Saved entries:
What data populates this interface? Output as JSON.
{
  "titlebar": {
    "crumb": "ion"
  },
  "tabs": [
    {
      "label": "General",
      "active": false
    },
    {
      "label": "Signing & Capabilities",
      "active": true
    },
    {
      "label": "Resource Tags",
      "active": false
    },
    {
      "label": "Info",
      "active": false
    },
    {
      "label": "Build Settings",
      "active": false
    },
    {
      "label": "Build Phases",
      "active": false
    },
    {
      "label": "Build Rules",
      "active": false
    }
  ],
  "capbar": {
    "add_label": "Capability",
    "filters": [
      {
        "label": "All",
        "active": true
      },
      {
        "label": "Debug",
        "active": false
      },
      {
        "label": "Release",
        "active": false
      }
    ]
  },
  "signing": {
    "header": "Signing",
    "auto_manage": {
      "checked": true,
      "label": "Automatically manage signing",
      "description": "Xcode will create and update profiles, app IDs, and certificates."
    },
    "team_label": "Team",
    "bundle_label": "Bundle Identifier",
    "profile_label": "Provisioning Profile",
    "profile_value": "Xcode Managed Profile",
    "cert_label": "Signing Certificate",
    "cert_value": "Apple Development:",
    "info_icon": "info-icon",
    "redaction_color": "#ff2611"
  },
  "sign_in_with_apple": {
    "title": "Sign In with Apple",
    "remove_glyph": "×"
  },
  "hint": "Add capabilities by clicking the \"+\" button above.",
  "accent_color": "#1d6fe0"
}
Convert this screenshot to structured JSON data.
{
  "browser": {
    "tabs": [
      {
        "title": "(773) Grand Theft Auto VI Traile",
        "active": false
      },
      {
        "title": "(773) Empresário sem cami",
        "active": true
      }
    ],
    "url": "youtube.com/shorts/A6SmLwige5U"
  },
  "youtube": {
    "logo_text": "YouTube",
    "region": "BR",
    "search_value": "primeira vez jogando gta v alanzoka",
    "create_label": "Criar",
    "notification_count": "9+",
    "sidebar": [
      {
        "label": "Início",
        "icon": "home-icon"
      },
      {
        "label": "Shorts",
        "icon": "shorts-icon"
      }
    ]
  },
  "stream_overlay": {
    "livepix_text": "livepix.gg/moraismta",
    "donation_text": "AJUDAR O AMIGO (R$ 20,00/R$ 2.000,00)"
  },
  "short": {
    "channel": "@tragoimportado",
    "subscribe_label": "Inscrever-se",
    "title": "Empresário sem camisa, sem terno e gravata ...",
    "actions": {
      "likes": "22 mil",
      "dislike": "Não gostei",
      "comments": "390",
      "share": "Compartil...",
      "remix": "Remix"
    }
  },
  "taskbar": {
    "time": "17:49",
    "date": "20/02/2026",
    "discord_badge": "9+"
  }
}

# Set task:
Which lines hold the string "Xcode"? List them all.

# Answer to this problem:
      "description": "Xcode will create and update profiles, app IDs, and certificates."
    "profile_value": "Xcode Managed Profile",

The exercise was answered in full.